Exercise directions: Select lines where the word "conséquences" appears.

Exercise inputs:
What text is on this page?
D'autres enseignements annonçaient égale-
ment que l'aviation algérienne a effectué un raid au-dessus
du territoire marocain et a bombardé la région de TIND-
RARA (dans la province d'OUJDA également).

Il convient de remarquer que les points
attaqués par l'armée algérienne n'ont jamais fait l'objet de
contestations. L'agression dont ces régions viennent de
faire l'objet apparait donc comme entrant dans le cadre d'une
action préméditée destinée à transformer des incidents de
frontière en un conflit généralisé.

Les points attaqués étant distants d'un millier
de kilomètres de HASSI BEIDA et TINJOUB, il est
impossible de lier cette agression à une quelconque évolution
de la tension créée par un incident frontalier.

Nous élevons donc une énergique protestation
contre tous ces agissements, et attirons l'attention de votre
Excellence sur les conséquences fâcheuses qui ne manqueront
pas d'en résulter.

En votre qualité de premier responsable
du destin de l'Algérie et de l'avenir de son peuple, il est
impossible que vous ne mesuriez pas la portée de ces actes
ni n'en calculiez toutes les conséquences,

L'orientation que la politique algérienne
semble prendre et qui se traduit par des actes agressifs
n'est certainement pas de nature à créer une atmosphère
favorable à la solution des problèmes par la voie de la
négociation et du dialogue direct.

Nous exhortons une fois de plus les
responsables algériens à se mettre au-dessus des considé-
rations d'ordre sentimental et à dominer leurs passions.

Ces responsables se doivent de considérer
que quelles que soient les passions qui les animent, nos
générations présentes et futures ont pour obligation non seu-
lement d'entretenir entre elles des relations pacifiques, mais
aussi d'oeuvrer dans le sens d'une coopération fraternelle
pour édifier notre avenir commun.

Output of the exercise:
Excellence sur les conséquences fâcheuses qui ne manqueront
ni n'en calculiez toutes les conséquences,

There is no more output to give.